▶ GIVEN EXERCISE: Repeat every record exactly, but keep images out of the copy.

▶ RAW RECORDS:
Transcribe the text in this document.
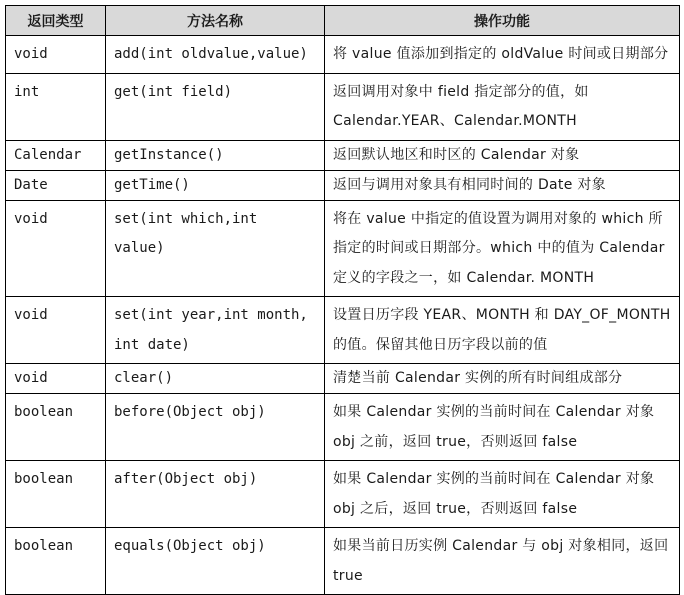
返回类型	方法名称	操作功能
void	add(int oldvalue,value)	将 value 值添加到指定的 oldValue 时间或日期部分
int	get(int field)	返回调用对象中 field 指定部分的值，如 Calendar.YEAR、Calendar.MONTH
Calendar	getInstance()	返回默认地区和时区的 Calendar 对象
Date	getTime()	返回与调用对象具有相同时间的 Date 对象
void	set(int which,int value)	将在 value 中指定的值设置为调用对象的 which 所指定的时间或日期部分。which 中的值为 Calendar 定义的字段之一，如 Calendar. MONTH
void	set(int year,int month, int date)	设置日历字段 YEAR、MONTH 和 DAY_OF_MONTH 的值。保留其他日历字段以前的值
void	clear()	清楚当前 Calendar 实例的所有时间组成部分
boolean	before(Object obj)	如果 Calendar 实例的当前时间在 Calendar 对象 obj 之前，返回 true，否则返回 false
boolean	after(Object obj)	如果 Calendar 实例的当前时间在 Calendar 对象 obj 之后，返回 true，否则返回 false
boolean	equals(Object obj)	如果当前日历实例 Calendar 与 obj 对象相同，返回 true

▶ SOLUTION:
Transcribe the text in this document.
返回类型	方法名称	操作功能
void	add(int oldvalue,value)	将 value 值添加到指定的 oldValue 时间或日期部分
int	get(int field)	返回调用对象中 field 指定部分的值，如 Calendar.YEAR、Calendar.MONTH
Calendar	getInstance()	返回默认地区和时区的 Calendar 对象
Date	getTime()	返回与调用对象具有相同时间的 Date 对象
void	set(int which,int value)	将在 value 中指定的值设置为调用对象的 which 所指定的时间或日期部分。which 中的值为 Calendar 定义的字段之一，如 Calendar. MONTH
void	set(int year,int month, int date)	设置日历字段 YEAR、MONTH 和 DAY_OF_MONTH 的值。保留其他日历字段以前的值
void	clear()	清楚当前 Calendar 实例的所有时间组成部分
boolean	before(Object obj)	如果 Calendar 实例的当前时间在 Calendar 对象 obj 之前，返回 true，否则返回 false
boolean	after(Object obj)	如果 Calendar 实例的当前时间在 Calendar 对象 obj 之后，返回 true，否则返回 false
boolean	equals(Object obj)	如果当前日历实例 Calendar 与 obj 对象相同，返回 true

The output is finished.